--- Source document ---
[Xastir] Ubuntu-cvsbuild script updated for 10.10

David A Aitcheson david.aitcheson at gmail.com
Tue Jan 4 11:12:51 EST 2011


Peter,

As I said earlier, I got it stopped before it did any damage.

I looked at the logs you mentioned but could find no mention of the
script at all, possibly/probably because I [ctrl]C'd out of it so fast.
 Which does not make any sense, so I am wondering what else is not
getting logged.

I have gone through all my development systems and they all seem to be
intact and functioning, and yes I have frozen items so they do not get
deleted or overwritten, some of those were in the to be deleted list.

I deal with a bunch of over educated in some other field professors that
think because they have a PhD that they are the be all end all when it
comes to being a windows appliance user via a GUI on a touch screen
controller.  I don't mean to offend any on here with that but that is my
lot that I have to live with.

I am trying to get a hardware update soon and that may clear a lot of
these problems.  This machine is circa 2006 and still running for now.
Getting everyone to talk on either USB or Ethernet and abandoning RS-232
has finally been accomplished for the equipment under development; the
stuff already out in the field is another problem of its own.

Dave


On 01/04/2011 10:04 AM, Peter Gamache/KC0TFB wrote:
> It looks like considerable excitement has occurred in the evening I spent
> away from my email...
> 
> David, would you care to share your logs so I may understand what
> happened?  The logs of interest are in /var/log/apt.  I'd like to see both
> history.log and term.log for the period in which you ran the cvsbuild
> script.
> 
> The script simply doesn't contain any instructions for apt to
> remove/purge/delete anything, so if something got deleted, it may have
> been a pending change to your system that was already queued for dpkg to
> act upon - something that it would do when any subsequent action was
> performed with apt-get (like an ordinary update/upgrade cycle).  Did you
> have any previous installations, removals or upgrades that had only
> partially completed, prior to running the script?  Did you regularly keep
> your system updated with "apt-get update && apt-get dist-upgrade", prior
> to running the script?
> 
> Also, these development libraries you speak of ... were they installed in
> /usr/lib, /var/lib, or somewhere else?  It's possible, if you named
> something the same as one of the libraries to be installed, or if you
> installed the source of a standard package, then modified it and installed
> it where the default library lives, that it would be overwritten by any
> future updates.  The dpkg/apt system provides a way to freeze packages,
> preventing the normal update/upgrade cycle from pulling down new ones - if
> you modify a standard library, it's important to flag the package(s) so
> they don't get overwritten by subsequent officially-maintained versions.

--- Tasks for this exercise ---
- A) Translate into Spanish this sentence from the Xastir mailing list message: "This machine is circa 2006 and still running for now."
- B) According to the Xastir mailing list message, in which directory are the logs Peter asks to see?
- C) Carry the Xastir mailing list message on past its final sentence.

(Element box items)
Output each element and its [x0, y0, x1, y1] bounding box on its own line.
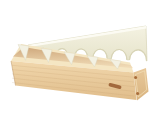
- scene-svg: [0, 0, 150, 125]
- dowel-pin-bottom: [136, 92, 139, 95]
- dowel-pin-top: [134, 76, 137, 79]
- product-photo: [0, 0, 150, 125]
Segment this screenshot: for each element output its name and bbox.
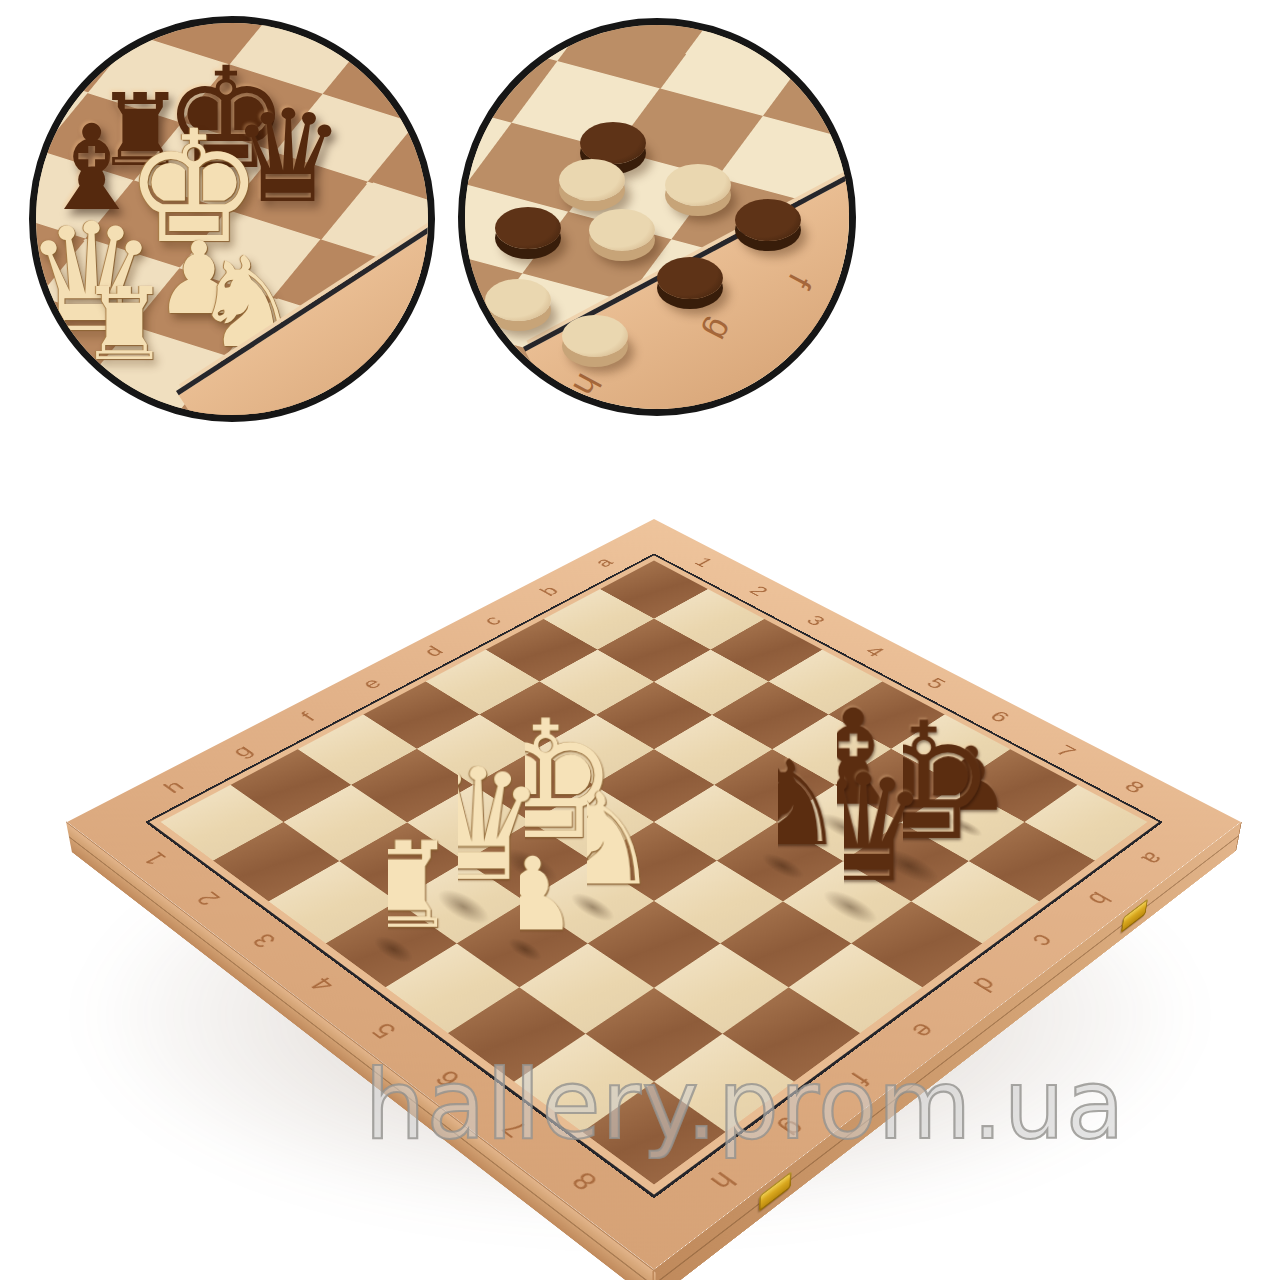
---
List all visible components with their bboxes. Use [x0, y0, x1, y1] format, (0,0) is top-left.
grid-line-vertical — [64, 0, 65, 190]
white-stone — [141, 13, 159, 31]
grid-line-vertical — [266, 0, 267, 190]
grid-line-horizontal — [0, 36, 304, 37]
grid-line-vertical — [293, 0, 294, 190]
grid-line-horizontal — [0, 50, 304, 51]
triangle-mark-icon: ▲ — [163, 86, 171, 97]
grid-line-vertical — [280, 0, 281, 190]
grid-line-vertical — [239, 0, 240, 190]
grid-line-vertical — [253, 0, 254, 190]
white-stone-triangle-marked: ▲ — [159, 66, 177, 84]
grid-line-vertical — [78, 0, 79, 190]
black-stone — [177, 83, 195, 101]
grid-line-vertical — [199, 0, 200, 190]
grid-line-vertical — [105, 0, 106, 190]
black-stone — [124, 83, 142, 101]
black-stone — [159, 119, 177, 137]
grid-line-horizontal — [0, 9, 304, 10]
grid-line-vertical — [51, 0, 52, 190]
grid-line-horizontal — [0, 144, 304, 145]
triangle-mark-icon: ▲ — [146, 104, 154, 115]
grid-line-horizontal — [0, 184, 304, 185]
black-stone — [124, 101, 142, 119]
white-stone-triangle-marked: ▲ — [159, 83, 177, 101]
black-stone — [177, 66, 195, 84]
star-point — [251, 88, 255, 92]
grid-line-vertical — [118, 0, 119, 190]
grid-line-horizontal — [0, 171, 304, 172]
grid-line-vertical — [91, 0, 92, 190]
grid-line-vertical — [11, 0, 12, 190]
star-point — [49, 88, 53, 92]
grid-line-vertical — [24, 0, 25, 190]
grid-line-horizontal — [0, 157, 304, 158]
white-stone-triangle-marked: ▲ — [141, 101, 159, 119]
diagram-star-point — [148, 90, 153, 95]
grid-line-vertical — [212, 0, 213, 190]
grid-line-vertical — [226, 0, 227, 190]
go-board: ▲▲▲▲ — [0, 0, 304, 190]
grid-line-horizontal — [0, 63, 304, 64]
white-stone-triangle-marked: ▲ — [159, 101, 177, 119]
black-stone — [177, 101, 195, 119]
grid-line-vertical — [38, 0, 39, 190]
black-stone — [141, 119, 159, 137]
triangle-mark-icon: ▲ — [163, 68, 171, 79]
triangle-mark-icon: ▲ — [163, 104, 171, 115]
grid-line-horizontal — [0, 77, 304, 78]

--- Responses to the tasks ---
- A) Esta máquina es de alrededor de 2006 y por ahora sigue funcionando.

- B) /var/log/apt

- C)
> 
> Thanks,
> -PG
> 
> Jason Godfrey wrote:
>> The following is speculation based on my experience with other package
>> managers. I have only used Ubuntu a little bit. I also don't know about
>> any
>> customizations to your system. Take the following suggestion at your own
>> risk.
>>
>> My guess is that interrupting the update process is what caused the
>> problem.
>> Your software is probably in a weird partially updated state. Running the
>> script again or "sudo aptitude update" might restore your system to a
>> working state.
>>
>> - Jason
>>
>> On Tue, Jan 4, 2011 at 12:05 AM, David A Aitcheson <
>> david.aitcheson at gmail.com> wrote:
>>
>>> Okay I was able to get it stopped as it was downloading the third
>>> package and before it did any damage to my developement libraries for my
>>> college courses.
>>>
>>> It wanted to wipe out 66 packages that are used on a weekly basis for my
>>> college code and hardware developement courses in Alternative Energy.
>>>
>>> A lot of them are really weird "how to relate to the windows world"
>>> translators.
>>>
>>> What really irked me was that it takes off and goes with no "are you
>>> sure" question after it figures out what it needs to do; so if someone
>>> hits go and walks away it could be a "mess maker" is all that can render
>>> it down to.
>>>
>>> It might be best to use on a machine that is only used for XASTIR and
>>> nothing else.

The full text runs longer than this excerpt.